* _Problem_
Reproduce the items below verbatim, from the first line through the line containing "main-content: Average bill", both included.

Start of Supplied data

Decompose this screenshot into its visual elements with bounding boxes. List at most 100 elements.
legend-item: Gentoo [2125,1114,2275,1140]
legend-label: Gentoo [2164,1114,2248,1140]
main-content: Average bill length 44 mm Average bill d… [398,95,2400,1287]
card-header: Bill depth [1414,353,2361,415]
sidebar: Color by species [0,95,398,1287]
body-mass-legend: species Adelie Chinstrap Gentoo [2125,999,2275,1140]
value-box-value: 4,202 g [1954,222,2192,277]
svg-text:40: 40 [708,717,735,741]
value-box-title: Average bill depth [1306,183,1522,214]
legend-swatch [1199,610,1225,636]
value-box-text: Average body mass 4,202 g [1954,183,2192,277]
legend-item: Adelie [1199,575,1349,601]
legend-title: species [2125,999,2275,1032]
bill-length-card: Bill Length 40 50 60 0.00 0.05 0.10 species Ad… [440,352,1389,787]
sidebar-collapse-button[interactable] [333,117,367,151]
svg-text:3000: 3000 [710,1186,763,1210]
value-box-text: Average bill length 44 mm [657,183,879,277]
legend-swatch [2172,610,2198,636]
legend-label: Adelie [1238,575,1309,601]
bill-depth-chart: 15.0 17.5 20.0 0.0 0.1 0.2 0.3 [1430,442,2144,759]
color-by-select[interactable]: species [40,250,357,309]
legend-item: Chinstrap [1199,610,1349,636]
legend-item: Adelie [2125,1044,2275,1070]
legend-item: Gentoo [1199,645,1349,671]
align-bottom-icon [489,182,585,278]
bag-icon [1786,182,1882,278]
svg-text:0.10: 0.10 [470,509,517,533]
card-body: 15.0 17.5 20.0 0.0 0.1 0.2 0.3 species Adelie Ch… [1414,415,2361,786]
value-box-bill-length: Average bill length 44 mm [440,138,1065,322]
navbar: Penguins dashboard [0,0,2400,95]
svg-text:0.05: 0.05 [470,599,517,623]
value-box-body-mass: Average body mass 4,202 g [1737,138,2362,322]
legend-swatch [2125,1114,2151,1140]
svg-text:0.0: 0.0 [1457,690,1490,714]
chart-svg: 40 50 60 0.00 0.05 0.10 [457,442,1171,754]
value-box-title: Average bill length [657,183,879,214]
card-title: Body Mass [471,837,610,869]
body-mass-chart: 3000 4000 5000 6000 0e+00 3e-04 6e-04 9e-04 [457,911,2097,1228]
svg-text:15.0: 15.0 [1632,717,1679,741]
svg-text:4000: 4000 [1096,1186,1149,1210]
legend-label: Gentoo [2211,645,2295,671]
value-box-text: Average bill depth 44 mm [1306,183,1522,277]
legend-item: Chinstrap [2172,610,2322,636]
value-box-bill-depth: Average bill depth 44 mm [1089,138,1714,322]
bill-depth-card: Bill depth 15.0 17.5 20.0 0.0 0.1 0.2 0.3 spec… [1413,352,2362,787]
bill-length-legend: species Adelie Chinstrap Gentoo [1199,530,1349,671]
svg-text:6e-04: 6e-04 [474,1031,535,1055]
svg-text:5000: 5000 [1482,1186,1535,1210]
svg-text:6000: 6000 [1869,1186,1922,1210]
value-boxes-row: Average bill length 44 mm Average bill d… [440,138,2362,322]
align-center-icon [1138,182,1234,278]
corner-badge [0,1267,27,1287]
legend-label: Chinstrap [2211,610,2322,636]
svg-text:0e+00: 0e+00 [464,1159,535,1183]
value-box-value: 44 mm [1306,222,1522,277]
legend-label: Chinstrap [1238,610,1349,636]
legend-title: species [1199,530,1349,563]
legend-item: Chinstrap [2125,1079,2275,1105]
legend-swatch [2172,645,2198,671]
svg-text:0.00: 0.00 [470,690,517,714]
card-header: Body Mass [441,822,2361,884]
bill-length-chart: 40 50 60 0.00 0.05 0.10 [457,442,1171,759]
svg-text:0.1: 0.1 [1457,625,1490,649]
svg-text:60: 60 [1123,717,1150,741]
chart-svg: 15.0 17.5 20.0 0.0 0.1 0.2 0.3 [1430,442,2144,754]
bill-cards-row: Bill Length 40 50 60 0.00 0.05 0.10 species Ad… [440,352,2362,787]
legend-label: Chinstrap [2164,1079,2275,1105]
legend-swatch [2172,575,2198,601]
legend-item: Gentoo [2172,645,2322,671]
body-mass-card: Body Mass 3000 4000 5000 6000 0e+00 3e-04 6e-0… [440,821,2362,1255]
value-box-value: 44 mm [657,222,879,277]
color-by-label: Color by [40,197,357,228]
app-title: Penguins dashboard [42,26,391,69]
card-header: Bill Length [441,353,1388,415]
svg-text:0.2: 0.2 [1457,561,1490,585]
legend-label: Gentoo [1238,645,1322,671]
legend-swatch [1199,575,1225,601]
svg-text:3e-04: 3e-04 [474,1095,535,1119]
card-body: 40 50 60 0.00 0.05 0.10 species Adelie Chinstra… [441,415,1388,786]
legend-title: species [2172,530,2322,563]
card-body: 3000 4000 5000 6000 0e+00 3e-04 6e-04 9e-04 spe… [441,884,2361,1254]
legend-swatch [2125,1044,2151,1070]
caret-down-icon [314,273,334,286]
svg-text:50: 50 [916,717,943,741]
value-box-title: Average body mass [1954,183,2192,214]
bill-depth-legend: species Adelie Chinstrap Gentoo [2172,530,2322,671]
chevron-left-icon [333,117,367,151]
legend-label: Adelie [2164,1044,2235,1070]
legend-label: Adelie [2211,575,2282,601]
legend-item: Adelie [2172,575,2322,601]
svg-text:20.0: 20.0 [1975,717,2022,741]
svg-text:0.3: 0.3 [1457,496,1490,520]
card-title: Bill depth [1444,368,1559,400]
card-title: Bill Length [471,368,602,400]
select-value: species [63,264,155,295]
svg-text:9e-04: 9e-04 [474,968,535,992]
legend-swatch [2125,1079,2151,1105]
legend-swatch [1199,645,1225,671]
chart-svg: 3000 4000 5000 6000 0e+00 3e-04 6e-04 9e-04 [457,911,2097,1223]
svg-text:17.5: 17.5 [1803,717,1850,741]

End of Supplied data

* _Full solution_
Decompose this screenshot into its visual elements with bounding boxes. List at most 100 elements.
legend-item: Gentoo [2125,1114,2275,1140]
legend-label: Gentoo [2164,1114,2248,1140]
main-content: Average bill length 44 mm Average bill d… [398,95,2400,1287]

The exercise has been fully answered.